Instruction> Read the records below and copy each line that contains "바랍니다".

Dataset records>

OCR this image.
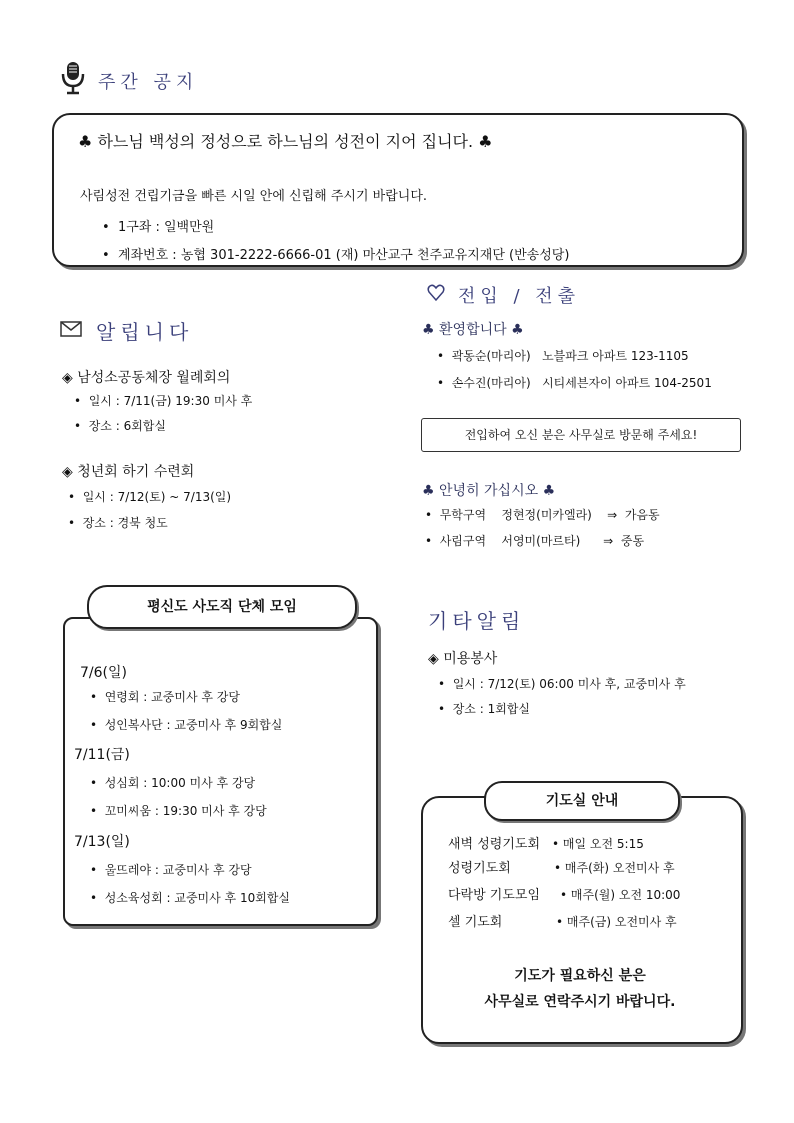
주간 공지
♣ 하느님 백성의 정성으로 하느님의 성전이 지어 집니다. ♣
사림성전 건립기금을 빠른 시일 안에 신립해 주시기 바랍니다.
•  1구좌 : 일백만원
•  계좌번호 : 농협 301-2222-6666-01 (재) 마산교구 천주교유지재단 (반송성당)
알립니다
◈ 남성소공동체장 월례회의
•  일시 : 7/11(금) 19:30 미사 후
•  장소 : 6회합실
◈ 청년회 하기 수련회
•  일시 : 7/12(토) ~ 7/13(일)
•  장소 : 경북 청도
평신도 사도직 단체 모임
7/6(일)
•  연령회 : 교중미사 후 강당
•  성인복사단 : 교중미사 후 9회합실
7/11(금)
•  성심회 : 10:00 미사 후 강당
•  꼬미씨움 : 19:30 미사 후 강당
7/13(일)
•  울뜨레야 : 교중미사 후 강당
•  성소육성회 : 교중미사 후 10회합실
전입 / 전출
♣ 환영합니다 ♣
•  곽동순(마리아) 노블파크 아파트 123-1105
•  손수진(마리아) 시티세븐자이 아파트 104-2501
전입하여 오신 분은 사무실로 방문해 주세요!
♣ 안녕히 가십시오 ♣
•  무학구역 정현정(미카엘라) ⇒ 가음동
•  사림구역 서영미(마르타) ⇒ 중동
기타알림
◈ 미용봉사
•  일시 : 7/12(토) 06:00 미사 후, 교중미사 후
•  장소 : 1회합실
기도실 안내
새벽 성령기도회 • 매일 오전 5:15
성령기도회	• 매주(화) 오전미사 후
다락방 기도모임 • 매주(월) 오전 10:00
셀 기도회	• 매주(금) 오전미사 후
기도가 필요하신 분은
사무실로 연락주시기 바랍니다.
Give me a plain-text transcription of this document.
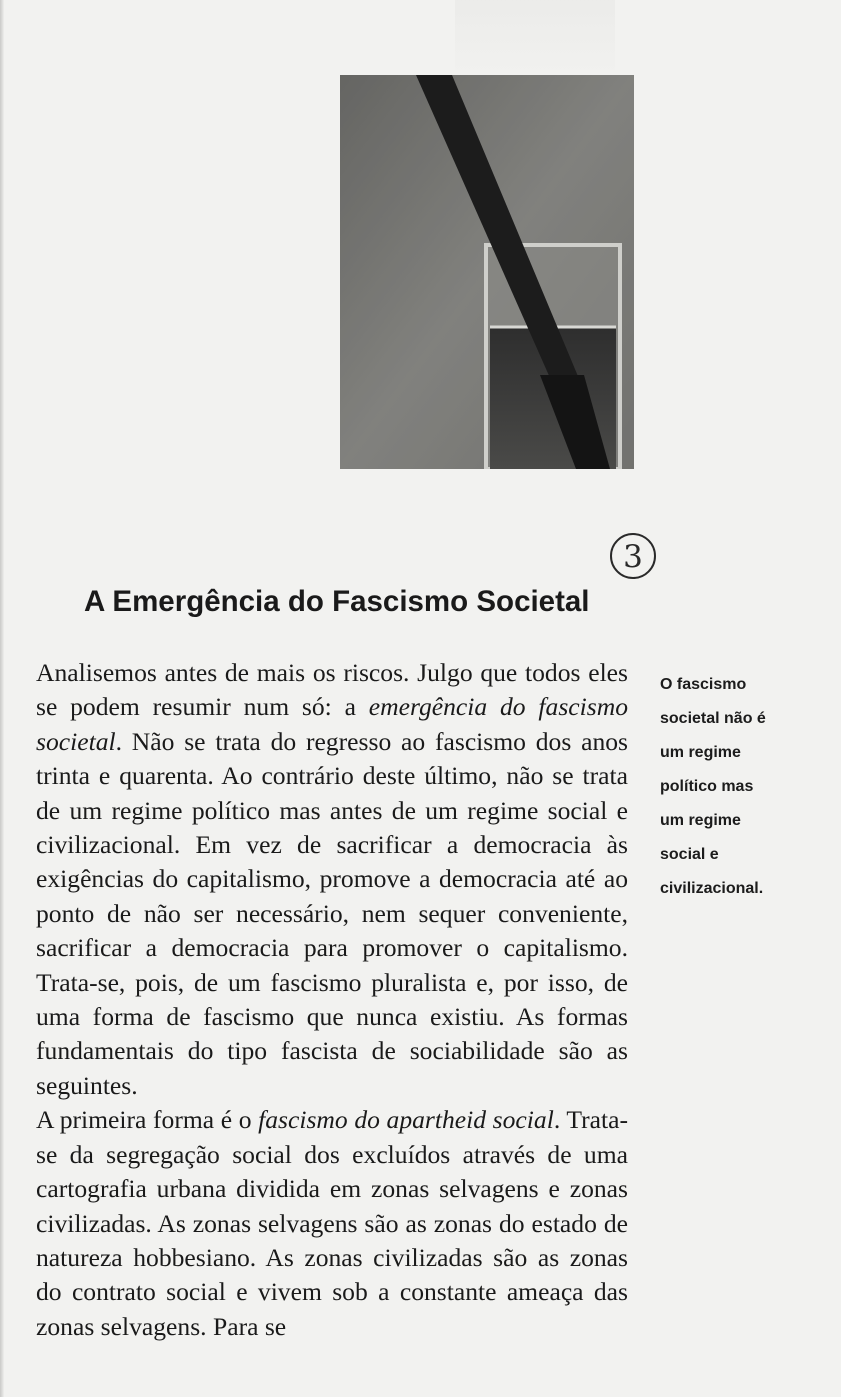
3
A Emergência do Fascismo Societal

Analisemos antes de mais os riscos. Julgo que todos eles se podem resumir num só: a emergência do fascismo societal. Não se trata do regresso ao fascismo dos anos trinta e quarenta. Ao contrário deste último, não se trata de um regime político mas antes de um regime social e civilizacional. Em vez de sacrificar a democracia às exigências do capitalismo, promove a democracia até ao ponto de não ser necessário, nem sequer conveniente, sacrificar a democracia para promover o capitalismo. Trata-se, pois, de um fascismo pluralista e, por isso, de uma forma de fascismo que nunca existiu. As formas fundamentais do tipo fascista de sociabilidade são as seguintes.

A primeira forma é o fascismo do apartheid social. Trata-se da segregação social dos excluídos através de uma cartografia urbana dividida em zonas selvagens e zonas civilizadas. As zonas selvagens são as zonas do estado de natureza hobbesiano. As zonas civilizadas são as zonas do contrato social e vivem sob a constante ameaça das zonas selvagens. Para se

O fascismo
societal não é
um regime
político mas
um regime
social e
civilizacional.
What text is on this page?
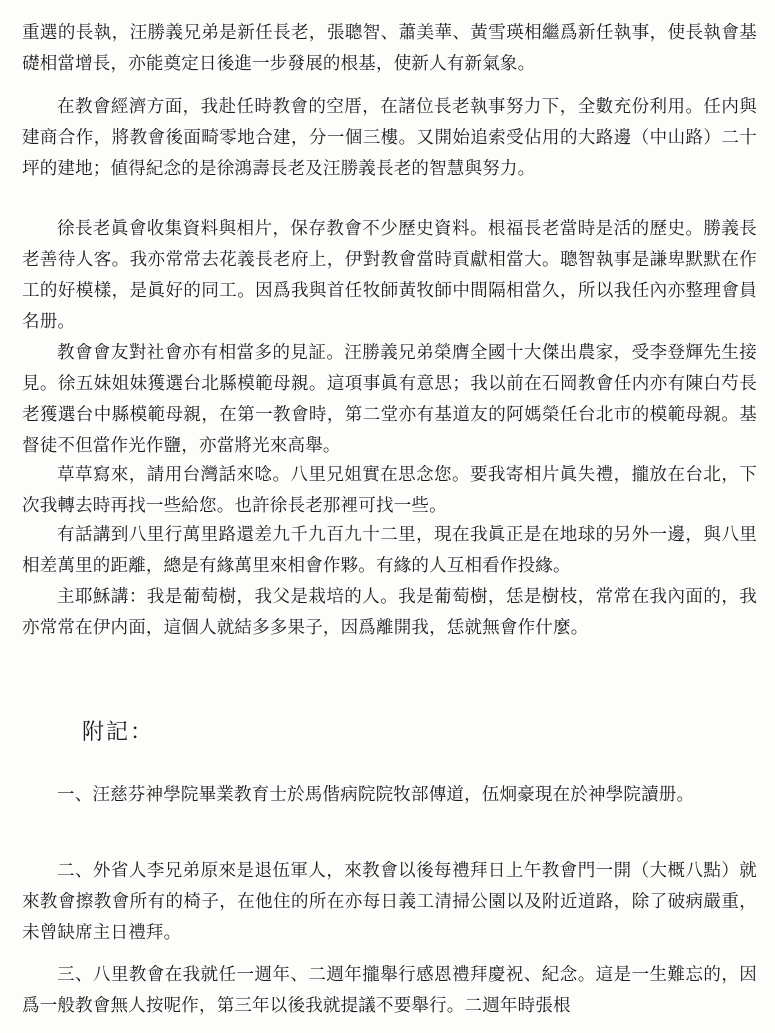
重選的長執，汪勝義兄弟是新任長老，張聰智、蕭美華、黃雪瑛相繼爲新任執事，使長執會基礎相當增長，亦能奠定日後進一步發展的根基，使新人有新氣象。

在教會經濟方面，我赴任時教會的空厝，在諸位長老執事努力下，全數充份利用。任内與建商合作，將教會後面畸零地合建，分一個三樓。又開始追索受佔用的大路邊（中山路）二十坪的建地；値得紀念的是徐鴻壽長老及汪勝義長老的智慧與努力。

徐長老眞會收集資料與相片，保存教會不少歷史資料。根福長老當時是活的歷史。勝義長老善待人客。我亦常常去花義長老府上，伊對教會當時貢獻相當大。聰智執事是謙卑默默在作工的好模樣，是眞好的同工。因爲我與首任牧師黃牧師中間隔相當久，所以我任內亦整理會員名册。

教會會友對社會亦有相當多的見証。汪勝義兄弟榮膺全國十大傑出農家，受李登輝先生接見。徐五妹姐妹獲選台北縣模範母親。這項事眞有意思；我以前在石岡教會任内亦有陳白芍長老獲選台中縣模範母親，在第一教會時，第二堂亦有基道友的阿媽榮任台北市的模範母親。基督徒不但當作光作鹽，亦當將光來高舉。

草草寫來，請用台灣話來唸。八里兄姐實在思念您。要我寄相片眞失禮，攏放在台北，下次我轉去時再找一些給您。也許徐長老那裡可找一些。

有話講到八里行萬里路還差九千九百九十二里，現在我眞正是在地球的另外一邊，與八里相差萬里的距離，總是有緣萬里來相會作夥。有緣的人互相看作投緣。

主耶穌講：我是葡萄樹，我父是栽培的人。我是葡萄樹，恁是樹枝，常常在我內面的，我亦常常在伊内面，這個人就結多多果子，因爲離開我，恁就無會作什麼。

附記：

一、汪慈芬神學院畢業教育士於馬偕病院院牧部傳道，伍炯豪現在於神學院讀册。

二、外省人李兄弟原來是退伍軍人，來教會以後每禮拜日上午教會門一開（大概八點）就來教會擦教會所有的椅子，在他住的所在亦每日義工清掃公園以及附近道路，除了破病嚴重，未曾缺席主日禮拜。

三、八里教會在我就任一週年、二週年攏舉行感恩禮拜慶祝、紀念。這是一生難忘的，因爲一般教會無人按呢作，第三年以後我就提議不要舉行。二週年時張根
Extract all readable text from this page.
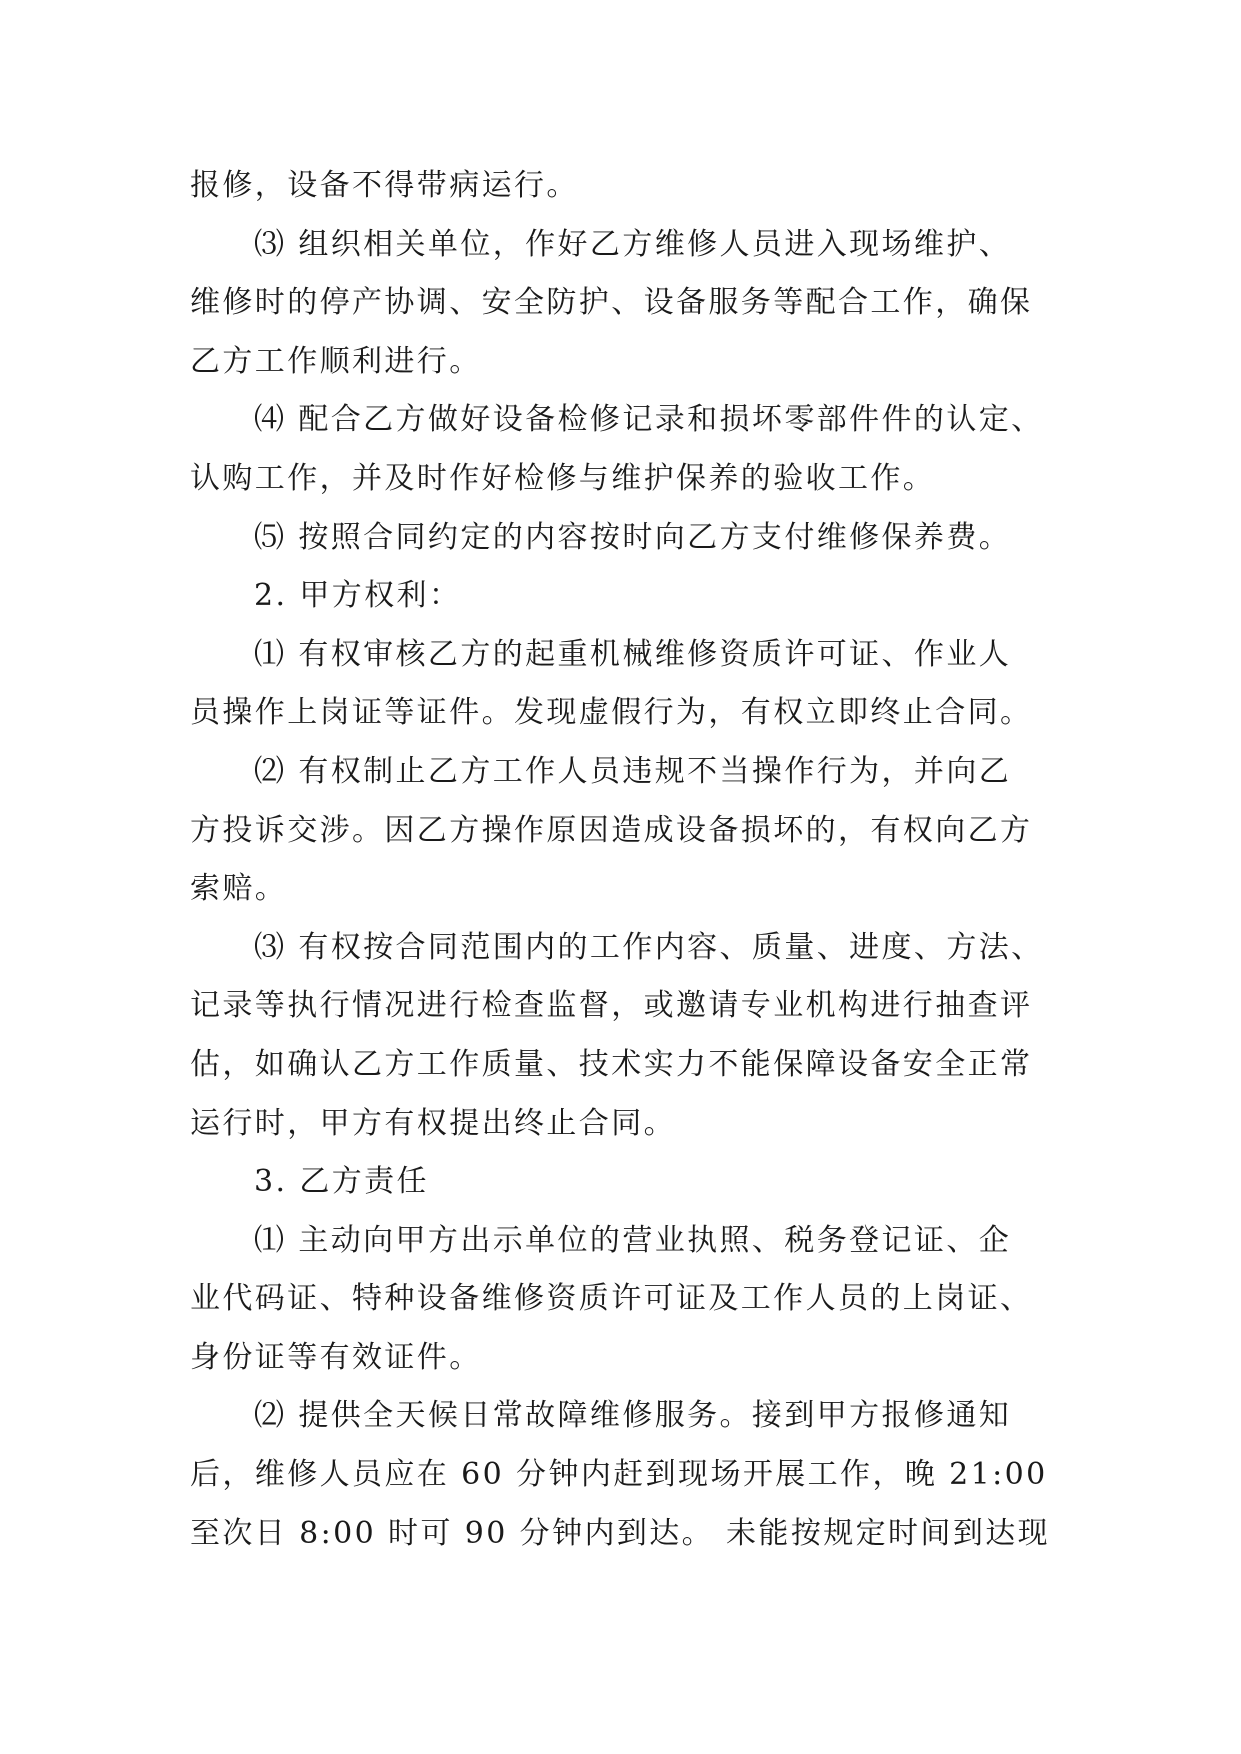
报修，设备不得带病运行。
⑶ 组织相关单位，作好乙方维修人员进入现场维护、
维修时的停产协调、安全防护、设备服务等配合工作，确保
乙方工作顺利进行。
⑷ 配合乙方做好设备检修记录和损坏零部件件的认定、
认购工作，并及时作好检修与维护保养的验收工作。
⑸ 按照合同约定的内容按时向乙方支付维修保养费。
2. 甲方权利：
⑴ 有权审核乙方的起重机械维修资质许可证、作业人
员操作上岗证等证件。发现虚假行为，有权立即终止合同。
⑵ 有权制止乙方工作人员违规不当操作行为，并向乙
方投诉交涉。因乙方操作原因造成设备损坏的，有权向乙方
索赔。
⑶ 有权按合同范围内的工作内容、质量、进度、方法、
记录等执行情况进行检查监督，或邀请专业机构进行抽查评
估，如确认乙方工作质量、技术实力不能保障设备安全正常
运行时，甲方有权提出终止合同。
3. 乙方责任
⑴ 主动向甲方出示单位的营业执照、税务登记证、企
业代码证、特种设备维修资质许可证及工作人员的上岗证、
身份证等有效证件。
⑵ 提供全天候日常故障维修服务。接到甲方报修通知
后，维修人员应在 60 分钟内赶到现场开展工作，晚 21:00
至次日 8:00 时可 90 分钟内到达。 未能按规定时间到达现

Answer for this exercise>
사림성전 건립기금을 빠른 시일 안에 신립해 주시기 바랍니다.
사무실로 연락주시기 바랍니다.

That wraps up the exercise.